Report how many lines of the records below include the word "JSON". Give nothing but the number.
'''
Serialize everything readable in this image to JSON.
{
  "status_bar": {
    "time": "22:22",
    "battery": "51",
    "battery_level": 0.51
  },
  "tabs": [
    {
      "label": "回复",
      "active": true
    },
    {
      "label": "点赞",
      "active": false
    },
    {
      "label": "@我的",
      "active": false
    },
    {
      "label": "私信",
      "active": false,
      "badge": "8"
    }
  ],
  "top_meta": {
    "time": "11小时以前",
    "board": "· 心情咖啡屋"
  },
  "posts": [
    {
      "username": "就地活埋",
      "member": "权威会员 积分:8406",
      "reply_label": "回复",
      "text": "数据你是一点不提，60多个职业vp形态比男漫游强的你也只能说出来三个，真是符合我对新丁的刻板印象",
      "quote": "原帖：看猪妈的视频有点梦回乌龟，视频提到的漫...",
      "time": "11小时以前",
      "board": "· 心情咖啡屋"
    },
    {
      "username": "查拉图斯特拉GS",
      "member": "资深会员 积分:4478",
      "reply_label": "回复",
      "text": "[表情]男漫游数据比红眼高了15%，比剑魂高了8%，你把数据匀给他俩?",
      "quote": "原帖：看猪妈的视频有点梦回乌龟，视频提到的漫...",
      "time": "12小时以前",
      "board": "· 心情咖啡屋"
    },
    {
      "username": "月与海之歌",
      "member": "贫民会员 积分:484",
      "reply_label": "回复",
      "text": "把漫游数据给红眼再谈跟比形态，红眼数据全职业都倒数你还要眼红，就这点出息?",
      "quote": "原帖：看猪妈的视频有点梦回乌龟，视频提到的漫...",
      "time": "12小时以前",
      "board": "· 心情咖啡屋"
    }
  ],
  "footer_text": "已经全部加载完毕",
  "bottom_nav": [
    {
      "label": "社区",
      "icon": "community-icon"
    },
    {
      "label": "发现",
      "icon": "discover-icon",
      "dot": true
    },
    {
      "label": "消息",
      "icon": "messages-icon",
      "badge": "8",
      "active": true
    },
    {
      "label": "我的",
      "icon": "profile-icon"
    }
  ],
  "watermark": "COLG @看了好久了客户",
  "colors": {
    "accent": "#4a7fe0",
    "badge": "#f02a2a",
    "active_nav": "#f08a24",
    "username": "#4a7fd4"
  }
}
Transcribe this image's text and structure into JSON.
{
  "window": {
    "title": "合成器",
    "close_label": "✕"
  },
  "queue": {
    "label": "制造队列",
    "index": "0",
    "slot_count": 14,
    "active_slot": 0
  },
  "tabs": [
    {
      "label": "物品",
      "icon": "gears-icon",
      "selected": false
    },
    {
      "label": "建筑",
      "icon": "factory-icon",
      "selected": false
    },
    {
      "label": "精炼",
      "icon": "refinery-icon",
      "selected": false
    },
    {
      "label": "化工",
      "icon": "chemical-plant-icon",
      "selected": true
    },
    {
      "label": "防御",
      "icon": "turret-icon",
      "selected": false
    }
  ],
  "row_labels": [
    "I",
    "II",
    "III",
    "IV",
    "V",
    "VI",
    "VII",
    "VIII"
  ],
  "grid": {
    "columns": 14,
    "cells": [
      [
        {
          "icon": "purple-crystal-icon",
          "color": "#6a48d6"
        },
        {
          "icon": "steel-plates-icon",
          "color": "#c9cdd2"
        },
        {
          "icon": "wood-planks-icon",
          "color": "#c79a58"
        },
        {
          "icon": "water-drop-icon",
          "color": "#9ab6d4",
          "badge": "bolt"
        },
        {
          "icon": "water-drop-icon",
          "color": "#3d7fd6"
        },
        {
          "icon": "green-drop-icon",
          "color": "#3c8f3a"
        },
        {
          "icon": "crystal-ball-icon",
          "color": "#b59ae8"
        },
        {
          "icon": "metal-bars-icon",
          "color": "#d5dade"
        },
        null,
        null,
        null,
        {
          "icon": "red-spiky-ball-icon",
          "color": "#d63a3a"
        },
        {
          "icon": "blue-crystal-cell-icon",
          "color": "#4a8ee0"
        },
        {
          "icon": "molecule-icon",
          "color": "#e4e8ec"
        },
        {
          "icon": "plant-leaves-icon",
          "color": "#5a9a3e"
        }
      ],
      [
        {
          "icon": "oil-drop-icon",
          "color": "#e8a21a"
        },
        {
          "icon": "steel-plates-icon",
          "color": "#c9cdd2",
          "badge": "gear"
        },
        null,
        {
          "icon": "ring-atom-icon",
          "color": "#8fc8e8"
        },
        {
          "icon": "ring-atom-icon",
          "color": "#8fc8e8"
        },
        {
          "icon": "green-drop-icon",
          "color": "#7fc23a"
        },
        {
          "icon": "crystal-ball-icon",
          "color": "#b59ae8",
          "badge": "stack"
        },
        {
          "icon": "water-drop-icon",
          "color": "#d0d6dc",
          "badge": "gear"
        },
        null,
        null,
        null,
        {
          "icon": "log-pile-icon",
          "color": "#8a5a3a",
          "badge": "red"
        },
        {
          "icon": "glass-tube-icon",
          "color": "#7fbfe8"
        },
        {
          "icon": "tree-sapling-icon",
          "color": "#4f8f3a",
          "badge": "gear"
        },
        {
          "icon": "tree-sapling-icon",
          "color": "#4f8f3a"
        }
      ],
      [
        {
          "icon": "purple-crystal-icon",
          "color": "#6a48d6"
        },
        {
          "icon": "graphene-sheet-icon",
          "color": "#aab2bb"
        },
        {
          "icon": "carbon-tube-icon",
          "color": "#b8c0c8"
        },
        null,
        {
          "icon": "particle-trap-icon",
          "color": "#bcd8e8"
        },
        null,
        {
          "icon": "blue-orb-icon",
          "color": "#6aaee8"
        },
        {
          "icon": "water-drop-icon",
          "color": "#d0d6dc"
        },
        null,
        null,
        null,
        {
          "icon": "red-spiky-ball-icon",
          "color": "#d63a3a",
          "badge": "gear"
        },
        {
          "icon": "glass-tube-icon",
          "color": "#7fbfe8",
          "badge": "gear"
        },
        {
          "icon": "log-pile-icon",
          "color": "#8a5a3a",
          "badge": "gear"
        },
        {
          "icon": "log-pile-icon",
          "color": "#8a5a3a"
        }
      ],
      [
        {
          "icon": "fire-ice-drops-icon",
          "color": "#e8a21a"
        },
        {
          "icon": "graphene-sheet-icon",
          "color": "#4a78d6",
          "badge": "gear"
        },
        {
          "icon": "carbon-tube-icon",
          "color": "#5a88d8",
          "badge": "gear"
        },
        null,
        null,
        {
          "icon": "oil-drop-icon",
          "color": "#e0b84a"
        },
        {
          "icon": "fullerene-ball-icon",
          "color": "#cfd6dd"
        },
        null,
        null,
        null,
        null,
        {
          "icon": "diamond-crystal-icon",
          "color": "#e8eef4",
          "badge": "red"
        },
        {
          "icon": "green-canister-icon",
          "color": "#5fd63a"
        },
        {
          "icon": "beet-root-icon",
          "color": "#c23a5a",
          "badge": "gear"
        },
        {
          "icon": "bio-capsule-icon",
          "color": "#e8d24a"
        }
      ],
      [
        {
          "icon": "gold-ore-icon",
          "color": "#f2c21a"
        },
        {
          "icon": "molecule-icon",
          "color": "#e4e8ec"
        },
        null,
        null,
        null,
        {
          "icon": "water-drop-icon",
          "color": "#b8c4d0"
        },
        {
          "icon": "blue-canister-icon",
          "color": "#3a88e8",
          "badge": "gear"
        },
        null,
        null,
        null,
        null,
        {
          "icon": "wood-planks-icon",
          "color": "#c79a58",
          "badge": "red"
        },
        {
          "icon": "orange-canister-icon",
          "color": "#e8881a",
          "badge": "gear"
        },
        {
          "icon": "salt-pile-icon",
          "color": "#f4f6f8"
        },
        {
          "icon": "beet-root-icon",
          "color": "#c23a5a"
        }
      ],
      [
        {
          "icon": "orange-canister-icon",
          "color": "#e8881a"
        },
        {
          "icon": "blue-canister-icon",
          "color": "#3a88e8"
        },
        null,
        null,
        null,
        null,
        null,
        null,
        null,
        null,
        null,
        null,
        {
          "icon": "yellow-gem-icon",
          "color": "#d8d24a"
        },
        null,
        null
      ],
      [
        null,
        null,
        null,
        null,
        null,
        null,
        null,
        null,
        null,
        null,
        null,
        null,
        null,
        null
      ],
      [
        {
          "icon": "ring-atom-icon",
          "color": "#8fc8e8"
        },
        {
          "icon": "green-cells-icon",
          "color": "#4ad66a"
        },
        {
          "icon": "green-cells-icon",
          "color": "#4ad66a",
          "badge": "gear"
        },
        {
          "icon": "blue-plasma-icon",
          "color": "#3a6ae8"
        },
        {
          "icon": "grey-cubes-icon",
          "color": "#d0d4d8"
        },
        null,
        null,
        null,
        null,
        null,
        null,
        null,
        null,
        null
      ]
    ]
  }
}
'''
SOLUTION TO THIS PROBLEM:
2